Repeat the records from the start through the line that contains "map-title: Difference from", including both ends.

> **Extracted records**:

---

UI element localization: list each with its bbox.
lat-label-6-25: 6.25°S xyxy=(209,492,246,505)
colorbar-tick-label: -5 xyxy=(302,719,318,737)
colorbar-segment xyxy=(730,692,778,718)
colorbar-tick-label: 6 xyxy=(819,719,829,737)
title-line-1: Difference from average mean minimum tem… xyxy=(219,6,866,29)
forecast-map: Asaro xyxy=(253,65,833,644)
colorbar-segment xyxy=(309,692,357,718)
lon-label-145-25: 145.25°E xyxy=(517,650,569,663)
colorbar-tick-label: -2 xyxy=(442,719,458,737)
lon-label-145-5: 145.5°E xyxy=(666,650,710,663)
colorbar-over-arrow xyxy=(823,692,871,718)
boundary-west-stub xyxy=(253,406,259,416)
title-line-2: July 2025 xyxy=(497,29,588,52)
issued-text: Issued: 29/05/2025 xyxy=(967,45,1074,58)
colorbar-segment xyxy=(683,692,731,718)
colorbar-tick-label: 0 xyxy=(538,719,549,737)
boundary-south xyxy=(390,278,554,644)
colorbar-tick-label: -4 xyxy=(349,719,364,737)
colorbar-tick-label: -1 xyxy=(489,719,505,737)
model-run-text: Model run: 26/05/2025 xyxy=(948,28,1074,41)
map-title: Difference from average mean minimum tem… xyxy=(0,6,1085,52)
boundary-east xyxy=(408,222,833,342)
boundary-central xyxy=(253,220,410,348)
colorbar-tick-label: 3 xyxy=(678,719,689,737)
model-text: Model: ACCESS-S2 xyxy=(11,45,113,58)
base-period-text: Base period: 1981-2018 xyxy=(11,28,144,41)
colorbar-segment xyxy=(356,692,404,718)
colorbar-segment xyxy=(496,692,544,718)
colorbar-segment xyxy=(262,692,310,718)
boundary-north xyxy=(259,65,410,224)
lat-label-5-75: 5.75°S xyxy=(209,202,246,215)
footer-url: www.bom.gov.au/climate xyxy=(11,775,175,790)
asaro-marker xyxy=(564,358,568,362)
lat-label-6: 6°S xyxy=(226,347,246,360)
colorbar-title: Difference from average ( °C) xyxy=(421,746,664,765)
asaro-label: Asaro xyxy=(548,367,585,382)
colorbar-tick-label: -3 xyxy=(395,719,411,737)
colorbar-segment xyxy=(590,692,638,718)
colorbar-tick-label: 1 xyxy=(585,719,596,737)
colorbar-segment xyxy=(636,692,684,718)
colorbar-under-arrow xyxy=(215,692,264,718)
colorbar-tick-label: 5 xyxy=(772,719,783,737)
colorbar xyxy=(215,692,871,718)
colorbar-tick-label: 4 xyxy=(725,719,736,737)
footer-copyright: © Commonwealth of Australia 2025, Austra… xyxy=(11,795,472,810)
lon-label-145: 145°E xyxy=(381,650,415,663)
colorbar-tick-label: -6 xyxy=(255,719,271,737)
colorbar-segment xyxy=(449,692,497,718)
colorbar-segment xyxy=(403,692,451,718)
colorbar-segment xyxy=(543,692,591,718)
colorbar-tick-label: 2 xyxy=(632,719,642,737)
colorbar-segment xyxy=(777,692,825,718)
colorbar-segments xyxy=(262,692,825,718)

---

> **Problem solution**:
UI element localization: list each with its bbox.
lat-label-6-25: 6.25°S xyxy=(209,492,246,505)
colorbar-tick-label: -5 xyxy=(302,719,318,737)
colorbar-segment xyxy=(730,692,778,718)
colorbar-tick-label: 6 xyxy=(819,719,829,737)
title-line-1: Difference from average mean minimum tem… xyxy=(219,6,866,29)
forecast-map: Asaro xyxy=(253,65,833,644)
colorbar-segment xyxy=(309,692,357,718)
lon-label-145-25: 145.25°E xyxy=(517,650,569,663)
colorbar-tick-label: -2 xyxy=(442,719,458,737)
lon-label-145-5: 145.5°E xyxy=(666,650,710,663)
colorbar-over-arrow xyxy=(823,692,871,718)
boundary-west-stub xyxy=(253,406,259,416)
title-line-2: July 2025 xyxy=(497,29,588,52)
issued-text: Issued: 29/05/2025 xyxy=(967,45,1074,58)
colorbar-segment xyxy=(683,692,731,718)
colorbar-tick-label: 0 xyxy=(538,719,549,737)
boundary-south xyxy=(390,278,554,644)
colorbar-tick-label: -4 xyxy=(349,719,364,737)
colorbar-tick-label: -1 xyxy=(489,719,505,737)
model-run-text: Model run: 26/05/2025 xyxy=(948,28,1074,41)
map-title: Difference from average mean minimum tem… xyxy=(0,6,1085,52)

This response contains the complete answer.